For each line below that includes the word "category", make a copy.

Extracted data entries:
** Begin **
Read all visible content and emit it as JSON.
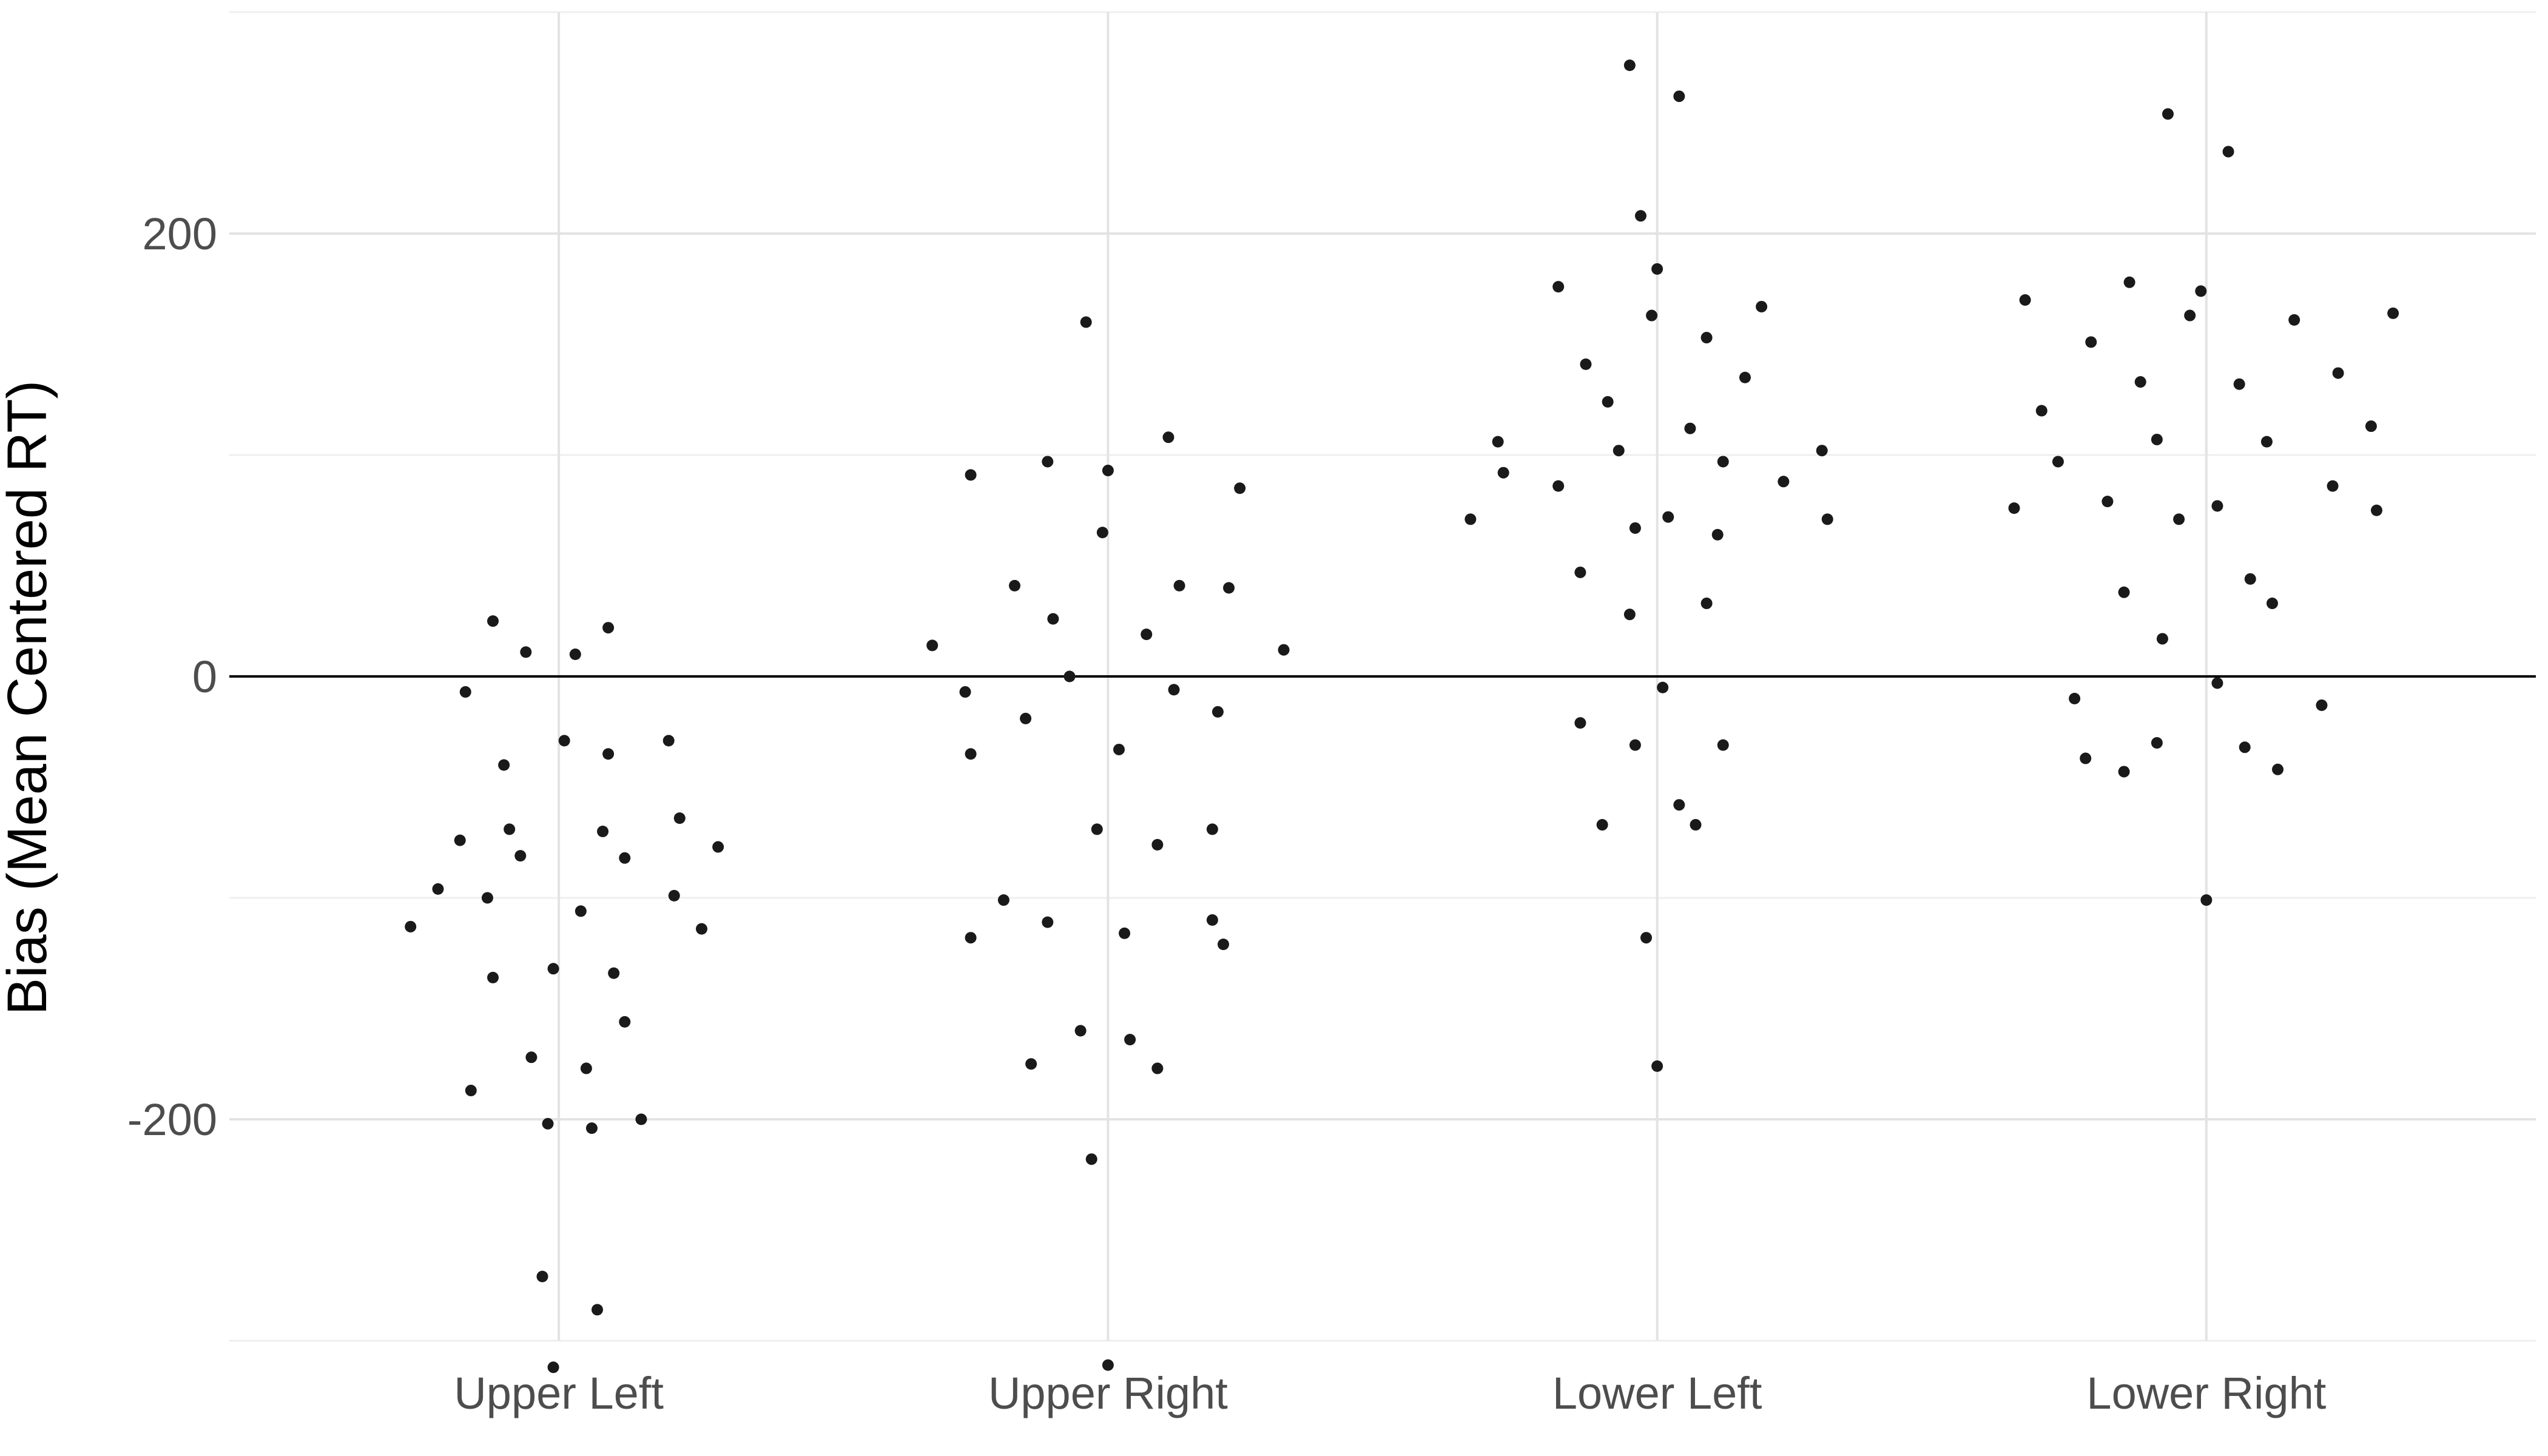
{
  "chart_data": {
    "type": "scatter",
    "title": "",
    "xlabel": "",
    "ylabel": "Bias (Mean Centered RT)",
    "categories": [
      "Upper Left",
      "Upper Right",
      "Lower Left",
      "Lower Right"
    ],
    "ylim": [
      -300,
      300
    ],
    "yticks": [
      -200,
      0,
      200
    ],
    "ytick_labels": [
      "-200",
      "0",
      "200"
    ],
    "reference_line": 0,
    "grid": true,
    "jitter": true,
    "series": [
      {
        "category": "Upper Left",
        "points": [
          [
            0.82,
            -74
          ],
          [
            0.73,
            -113
          ],
          [
            0.78,
            -96
          ],
          [
            0.84,
            -187
          ],
          [
            0.87,
            -100
          ],
          [
            0.88,
            -136
          ],
          [
            0.95,
            -172
          ],
          [
            0.93,
            -81
          ],
          [
            0.91,
            -69
          ],
          [
            0.9,
            -40
          ],
          [
            0.83,
            -7
          ],
          [
            0.88,
            25
          ],
          [
            0.94,
            11
          ],
          [
            0.98,
            -202
          ],
          [
            0.97,
            -271
          ],
          [
            0.99,
            -132
          ],
          [
            0.99,
            -312
          ],
          [
            1.03,
            10
          ],
          [
            1.01,
            -29
          ],
          [
            1.04,
            -106
          ],
          [
            1.05,
            -177
          ],
          [
            1.06,
            -204
          ],
          [
            1.07,
            -286
          ],
          [
            1.08,
            -70
          ],
          [
            1.09,
            -35
          ],
          [
            1.1,
            -134
          ],
          [
            1.12,
            -156
          ],
          [
            1.12,
            -82
          ],
          [
            1.15,
            -200
          ],
          [
            1.2,
            -29
          ],
          [
            1.21,
            -99
          ],
          [
            1.22,
            -64
          ],
          [
            1.26,
            -114
          ],
          [
            1.29,
            -77
          ],
          [
            1.09,
            22
          ]
        ]
      },
      {
        "category": "Upper Right",
        "points": [
          [
            1.68,
            14
          ],
          [
            1.74,
            -7
          ],
          [
            1.75,
            -35
          ],
          [
            1.75,
            -118
          ],
          [
            1.75,
            91
          ],
          [
            1.81,
            -101
          ],
          [
            1.83,
            41
          ],
          [
            1.85,
            -19
          ],
          [
            1.86,
            -175
          ],
          [
            1.89,
            -111
          ],
          [
            1.89,
            97
          ],
          [
            1.9,
            26
          ],
          [
            1.93,
            0
          ],
          [
            1.95,
            -160
          ],
          [
            1.96,
            160
          ],
          [
            1.97,
            -218
          ],
          [
            1.98,
            -69
          ],
          [
            1.99,
            65
          ],
          [
            2.0,
            93
          ],
          [
            2.0,
            -311
          ],
          [
            2.02,
            -33
          ],
          [
            2.03,
            -116
          ],
          [
            2.04,
            -164
          ],
          [
            2.07,
            19
          ],
          [
            2.09,
            -76
          ],
          [
            2.09,
            -177
          ],
          [
            2.11,
            108
          ],
          [
            2.12,
            -6
          ],
          [
            2.13,
            41
          ],
          [
            2.19,
            -110
          ],
          [
            2.19,
            -69
          ],
          [
            2.2,
            -16
          ],
          [
            2.21,
            -121
          ],
          [
            2.22,
            40
          ],
          [
            2.24,
            85
          ],
          [
            2.32,
            12
          ]
        ]
      },
      {
        "category": "Lower Left",
        "points": [
          [
            2.66,
            71
          ],
          [
            2.71,
            106
          ],
          [
            2.72,
            92
          ],
          [
            2.82,
            176
          ],
          [
            2.82,
            86
          ],
          [
            2.86,
            47
          ],
          [
            2.86,
            -21
          ],
          [
            2.87,
            141
          ],
          [
            2.9,
            -67
          ],
          [
            2.91,
            124
          ],
          [
            2.93,
            102
          ],
          [
            2.95,
            28
          ],
          [
            2.95,
            276
          ],
          [
            2.96,
            67
          ],
          [
            2.96,
            -31
          ],
          [
            2.97,
            208
          ],
          [
            2.98,
            -118
          ],
          [
            2.99,
            163
          ],
          [
            3.0,
            -176
          ],
          [
            3.0,
            184
          ],
          [
            3.01,
            -5
          ],
          [
            3.02,
            72
          ],
          [
            3.04,
            -58
          ],
          [
            3.04,
            262
          ],
          [
            3.06,
            112
          ],
          [
            3.07,
            -67
          ],
          [
            3.09,
            153
          ],
          [
            3.09,
            33
          ],
          [
            3.11,
            64
          ],
          [
            3.12,
            97
          ],
          [
            3.12,
            -31
          ],
          [
            3.16,
            135
          ],
          [
            3.19,
            167
          ],
          [
            3.23,
            88
          ],
          [
            3.3,
            102
          ],
          [
            3.31,
            71
          ]
        ]
      },
      {
        "category": "Lower Right",
        "points": [
          [
            3.65,
            76
          ],
          [
            3.67,
            170
          ],
          [
            3.7,
            120
          ],
          [
            3.73,
            97
          ],
          [
            3.76,
            -10
          ],
          [
            3.78,
            -37
          ],
          [
            3.79,
            151
          ],
          [
            3.82,
            79
          ],
          [
            3.85,
            38
          ],
          [
            3.85,
            -43
          ],
          [
            3.86,
            178
          ],
          [
            3.88,
            133
          ],
          [
            3.91,
            107
          ],
          [
            3.91,
            -30
          ],
          [
            3.92,
            17
          ],
          [
            3.93,
            254
          ],
          [
            3.95,
            71
          ],
          [
            3.97,
            163
          ],
          [
            3.99,
            174
          ],
          [
            4.02,
            77
          ],
          [
            4.02,
            -3
          ],
          [
            4.04,
            237
          ],
          [
            4.06,
            132
          ],
          [
            4.07,
            -32
          ],
          [
            4.08,
            44
          ],
          [
            4.11,
            106
          ],
          [
            4.12,
            33
          ],
          [
            4.13,
            -42
          ],
          [
            4.16,
            161
          ],
          [
            4.21,
            -13
          ],
          [
            4.23,
            86
          ],
          [
            4.24,
            137
          ],
          [
            4.3,
            113
          ],
          [
            4.31,
            75
          ],
          [
            4.34,
            164
          ],
          [
            4.0,
            -101
          ]
        ]
      }
    ]
  }
}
** End **
= Worked answer =
        "category": "Upper Left",
        "category": "Upper Right",
        "category": "Lower Left",
        "category": "Lower Right",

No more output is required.